Task instructions => Could you filter the data below down to the lines that hold the word "individuals"?

[Items from a data source]
================================

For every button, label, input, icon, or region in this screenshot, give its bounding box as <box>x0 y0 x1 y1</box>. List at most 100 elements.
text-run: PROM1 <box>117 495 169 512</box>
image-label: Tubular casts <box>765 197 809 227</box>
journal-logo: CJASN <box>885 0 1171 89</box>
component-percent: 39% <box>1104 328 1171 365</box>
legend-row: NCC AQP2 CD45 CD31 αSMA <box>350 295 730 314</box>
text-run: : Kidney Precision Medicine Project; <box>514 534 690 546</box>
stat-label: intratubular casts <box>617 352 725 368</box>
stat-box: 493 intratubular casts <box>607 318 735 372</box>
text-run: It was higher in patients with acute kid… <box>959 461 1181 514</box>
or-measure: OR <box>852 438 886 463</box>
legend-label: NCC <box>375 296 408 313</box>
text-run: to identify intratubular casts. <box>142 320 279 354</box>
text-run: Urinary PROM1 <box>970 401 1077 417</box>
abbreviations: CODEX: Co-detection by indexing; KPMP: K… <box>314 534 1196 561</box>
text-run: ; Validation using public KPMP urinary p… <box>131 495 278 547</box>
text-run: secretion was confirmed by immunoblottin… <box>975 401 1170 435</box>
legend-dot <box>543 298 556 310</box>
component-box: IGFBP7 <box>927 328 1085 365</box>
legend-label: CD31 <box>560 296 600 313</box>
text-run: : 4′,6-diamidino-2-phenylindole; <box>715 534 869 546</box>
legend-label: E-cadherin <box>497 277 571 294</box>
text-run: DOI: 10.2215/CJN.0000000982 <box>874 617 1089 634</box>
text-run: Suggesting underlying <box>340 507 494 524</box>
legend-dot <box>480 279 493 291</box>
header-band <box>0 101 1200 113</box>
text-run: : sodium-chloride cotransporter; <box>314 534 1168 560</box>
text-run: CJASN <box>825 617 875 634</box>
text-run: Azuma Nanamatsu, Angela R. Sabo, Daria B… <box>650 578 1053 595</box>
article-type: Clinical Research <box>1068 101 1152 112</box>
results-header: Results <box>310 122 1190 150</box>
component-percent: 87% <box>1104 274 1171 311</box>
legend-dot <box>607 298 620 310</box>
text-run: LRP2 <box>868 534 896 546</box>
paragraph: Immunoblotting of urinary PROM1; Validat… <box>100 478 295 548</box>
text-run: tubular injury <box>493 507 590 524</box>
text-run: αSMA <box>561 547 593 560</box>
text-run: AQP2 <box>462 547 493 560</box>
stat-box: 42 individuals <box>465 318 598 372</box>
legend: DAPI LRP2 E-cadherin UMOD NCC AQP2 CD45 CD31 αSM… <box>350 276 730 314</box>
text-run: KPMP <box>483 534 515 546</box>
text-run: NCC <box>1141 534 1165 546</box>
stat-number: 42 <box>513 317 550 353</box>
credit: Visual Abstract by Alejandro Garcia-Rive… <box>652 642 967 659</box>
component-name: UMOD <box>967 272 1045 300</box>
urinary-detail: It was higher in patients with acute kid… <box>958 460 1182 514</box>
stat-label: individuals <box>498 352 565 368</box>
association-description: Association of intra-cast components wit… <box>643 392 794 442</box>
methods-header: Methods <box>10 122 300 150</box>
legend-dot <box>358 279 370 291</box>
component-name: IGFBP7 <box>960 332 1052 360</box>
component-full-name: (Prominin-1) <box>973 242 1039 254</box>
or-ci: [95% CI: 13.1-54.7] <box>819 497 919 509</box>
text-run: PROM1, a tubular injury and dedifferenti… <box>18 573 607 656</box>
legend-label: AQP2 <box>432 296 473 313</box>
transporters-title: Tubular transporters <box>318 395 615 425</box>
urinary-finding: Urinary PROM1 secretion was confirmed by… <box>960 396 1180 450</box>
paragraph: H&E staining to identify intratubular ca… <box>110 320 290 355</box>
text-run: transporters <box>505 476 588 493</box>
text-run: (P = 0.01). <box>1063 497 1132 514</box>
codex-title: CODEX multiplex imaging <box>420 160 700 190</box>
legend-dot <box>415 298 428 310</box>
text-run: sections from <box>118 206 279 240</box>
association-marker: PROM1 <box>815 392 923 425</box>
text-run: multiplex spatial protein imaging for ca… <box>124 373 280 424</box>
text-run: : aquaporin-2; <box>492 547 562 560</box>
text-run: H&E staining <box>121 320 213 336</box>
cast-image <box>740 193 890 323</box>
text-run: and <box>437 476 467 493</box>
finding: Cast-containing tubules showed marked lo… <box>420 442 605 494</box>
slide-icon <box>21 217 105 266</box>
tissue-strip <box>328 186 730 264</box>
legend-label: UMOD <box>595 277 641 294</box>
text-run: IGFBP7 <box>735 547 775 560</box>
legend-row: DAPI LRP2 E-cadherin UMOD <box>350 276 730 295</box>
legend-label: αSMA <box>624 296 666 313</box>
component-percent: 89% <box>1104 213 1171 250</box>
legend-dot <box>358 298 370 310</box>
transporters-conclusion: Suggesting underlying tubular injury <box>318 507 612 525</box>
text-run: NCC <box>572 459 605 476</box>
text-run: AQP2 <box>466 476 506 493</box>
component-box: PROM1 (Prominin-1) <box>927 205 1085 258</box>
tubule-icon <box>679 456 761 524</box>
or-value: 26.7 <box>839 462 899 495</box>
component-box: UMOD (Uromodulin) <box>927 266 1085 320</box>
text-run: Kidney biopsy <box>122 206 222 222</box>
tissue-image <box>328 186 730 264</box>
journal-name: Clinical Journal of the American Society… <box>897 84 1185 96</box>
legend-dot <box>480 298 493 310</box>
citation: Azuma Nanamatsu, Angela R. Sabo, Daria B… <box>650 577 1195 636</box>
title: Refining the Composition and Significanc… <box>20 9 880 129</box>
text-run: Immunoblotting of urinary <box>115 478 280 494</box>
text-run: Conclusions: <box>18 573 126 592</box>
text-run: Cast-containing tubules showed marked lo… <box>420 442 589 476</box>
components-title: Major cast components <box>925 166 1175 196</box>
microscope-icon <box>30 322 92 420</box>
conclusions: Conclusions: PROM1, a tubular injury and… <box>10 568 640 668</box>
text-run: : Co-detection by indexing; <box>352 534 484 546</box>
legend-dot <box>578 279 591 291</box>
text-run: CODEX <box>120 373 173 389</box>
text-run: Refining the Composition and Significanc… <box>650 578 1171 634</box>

================================

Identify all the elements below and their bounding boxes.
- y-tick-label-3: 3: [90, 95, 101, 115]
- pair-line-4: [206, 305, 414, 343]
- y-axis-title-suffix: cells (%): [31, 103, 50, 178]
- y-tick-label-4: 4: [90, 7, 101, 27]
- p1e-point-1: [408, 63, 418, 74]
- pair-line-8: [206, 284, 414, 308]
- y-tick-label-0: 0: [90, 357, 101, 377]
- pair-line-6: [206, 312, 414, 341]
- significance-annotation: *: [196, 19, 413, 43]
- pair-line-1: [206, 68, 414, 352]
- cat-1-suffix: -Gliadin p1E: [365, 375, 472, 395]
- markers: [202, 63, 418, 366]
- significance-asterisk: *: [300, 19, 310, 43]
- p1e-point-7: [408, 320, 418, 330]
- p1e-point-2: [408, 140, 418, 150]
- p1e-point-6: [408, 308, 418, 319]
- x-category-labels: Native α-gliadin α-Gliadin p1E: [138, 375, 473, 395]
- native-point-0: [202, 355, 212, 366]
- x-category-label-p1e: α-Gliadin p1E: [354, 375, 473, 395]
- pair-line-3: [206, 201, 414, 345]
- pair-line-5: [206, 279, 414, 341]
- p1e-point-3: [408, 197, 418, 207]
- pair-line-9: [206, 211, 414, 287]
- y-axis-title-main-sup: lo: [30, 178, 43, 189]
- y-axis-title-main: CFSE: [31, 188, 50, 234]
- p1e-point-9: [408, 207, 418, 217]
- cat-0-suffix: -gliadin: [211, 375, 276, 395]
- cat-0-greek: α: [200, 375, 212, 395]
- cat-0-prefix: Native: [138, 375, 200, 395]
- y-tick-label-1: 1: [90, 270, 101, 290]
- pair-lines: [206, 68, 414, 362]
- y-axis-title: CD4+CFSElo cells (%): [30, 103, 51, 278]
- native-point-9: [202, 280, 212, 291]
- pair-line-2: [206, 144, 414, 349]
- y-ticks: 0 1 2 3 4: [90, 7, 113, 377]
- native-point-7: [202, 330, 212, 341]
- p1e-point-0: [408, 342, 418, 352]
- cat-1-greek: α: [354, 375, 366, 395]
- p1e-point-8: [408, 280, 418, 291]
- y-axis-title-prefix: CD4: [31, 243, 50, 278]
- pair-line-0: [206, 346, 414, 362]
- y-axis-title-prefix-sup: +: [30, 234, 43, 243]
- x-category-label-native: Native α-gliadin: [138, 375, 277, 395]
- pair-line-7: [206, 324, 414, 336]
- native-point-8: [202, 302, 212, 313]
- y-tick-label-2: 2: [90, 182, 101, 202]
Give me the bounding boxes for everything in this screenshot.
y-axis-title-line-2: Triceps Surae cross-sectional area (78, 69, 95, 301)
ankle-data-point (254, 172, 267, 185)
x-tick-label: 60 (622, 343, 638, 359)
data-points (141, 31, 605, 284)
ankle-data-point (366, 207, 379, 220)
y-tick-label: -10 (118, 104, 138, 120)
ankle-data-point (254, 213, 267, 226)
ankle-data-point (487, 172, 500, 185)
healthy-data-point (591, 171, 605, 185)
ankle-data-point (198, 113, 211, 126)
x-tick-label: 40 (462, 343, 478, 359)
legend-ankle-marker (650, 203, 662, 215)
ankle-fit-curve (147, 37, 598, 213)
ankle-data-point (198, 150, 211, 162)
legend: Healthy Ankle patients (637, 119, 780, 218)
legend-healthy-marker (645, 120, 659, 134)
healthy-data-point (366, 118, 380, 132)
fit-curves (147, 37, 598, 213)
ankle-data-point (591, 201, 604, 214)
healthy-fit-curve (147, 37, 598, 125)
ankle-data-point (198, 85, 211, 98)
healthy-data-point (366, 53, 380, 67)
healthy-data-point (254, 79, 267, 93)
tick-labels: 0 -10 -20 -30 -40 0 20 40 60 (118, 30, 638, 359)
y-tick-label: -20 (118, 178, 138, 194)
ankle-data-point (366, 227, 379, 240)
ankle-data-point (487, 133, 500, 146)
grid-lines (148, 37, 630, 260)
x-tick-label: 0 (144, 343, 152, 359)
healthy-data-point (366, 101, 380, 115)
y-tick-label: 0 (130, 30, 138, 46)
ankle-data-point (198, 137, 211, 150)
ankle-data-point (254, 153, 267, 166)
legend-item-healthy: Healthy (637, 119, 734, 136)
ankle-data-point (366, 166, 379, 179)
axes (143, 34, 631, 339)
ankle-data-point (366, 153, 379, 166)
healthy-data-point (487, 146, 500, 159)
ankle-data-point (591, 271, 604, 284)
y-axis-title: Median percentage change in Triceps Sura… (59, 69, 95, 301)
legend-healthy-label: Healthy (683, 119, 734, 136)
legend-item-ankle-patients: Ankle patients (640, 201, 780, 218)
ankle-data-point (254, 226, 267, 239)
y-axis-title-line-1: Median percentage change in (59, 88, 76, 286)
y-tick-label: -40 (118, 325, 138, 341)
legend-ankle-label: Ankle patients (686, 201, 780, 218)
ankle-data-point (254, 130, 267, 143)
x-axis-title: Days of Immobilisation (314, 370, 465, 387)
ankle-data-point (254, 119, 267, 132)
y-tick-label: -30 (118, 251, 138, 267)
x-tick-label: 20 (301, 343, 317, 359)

================================

Final answer =>
stat-box: 42 individuals <box>465 318 598 372</box>
stat-label: individuals <box>498 352 565 368</box>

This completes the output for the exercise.